■ GIVEN TASK: Count every line that has "тепла" in it and give the total, nothing more.

(Dataset records)
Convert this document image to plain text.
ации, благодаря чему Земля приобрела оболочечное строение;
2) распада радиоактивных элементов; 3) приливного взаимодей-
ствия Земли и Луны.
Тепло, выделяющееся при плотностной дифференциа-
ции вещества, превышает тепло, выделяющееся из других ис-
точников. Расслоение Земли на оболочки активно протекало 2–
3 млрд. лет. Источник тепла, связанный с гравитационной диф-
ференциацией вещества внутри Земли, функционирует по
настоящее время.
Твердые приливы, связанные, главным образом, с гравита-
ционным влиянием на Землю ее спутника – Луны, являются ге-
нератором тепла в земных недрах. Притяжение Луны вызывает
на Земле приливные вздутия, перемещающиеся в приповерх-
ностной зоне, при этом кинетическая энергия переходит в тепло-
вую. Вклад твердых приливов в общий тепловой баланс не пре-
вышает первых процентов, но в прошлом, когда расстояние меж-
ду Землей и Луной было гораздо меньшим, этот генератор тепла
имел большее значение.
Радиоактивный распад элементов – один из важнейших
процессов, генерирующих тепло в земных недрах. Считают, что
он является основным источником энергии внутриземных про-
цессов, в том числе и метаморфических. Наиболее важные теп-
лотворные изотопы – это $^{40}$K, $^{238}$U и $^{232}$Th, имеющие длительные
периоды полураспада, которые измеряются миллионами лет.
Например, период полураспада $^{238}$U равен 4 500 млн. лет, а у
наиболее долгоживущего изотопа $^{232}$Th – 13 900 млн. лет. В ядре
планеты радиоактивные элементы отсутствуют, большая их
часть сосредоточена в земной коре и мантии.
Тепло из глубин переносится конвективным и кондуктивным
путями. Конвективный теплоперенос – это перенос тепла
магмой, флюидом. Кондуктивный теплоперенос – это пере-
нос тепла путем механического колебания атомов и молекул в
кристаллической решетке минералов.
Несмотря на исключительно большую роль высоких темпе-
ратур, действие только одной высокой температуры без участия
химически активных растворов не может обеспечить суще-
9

■ FULL OUTPUT: 5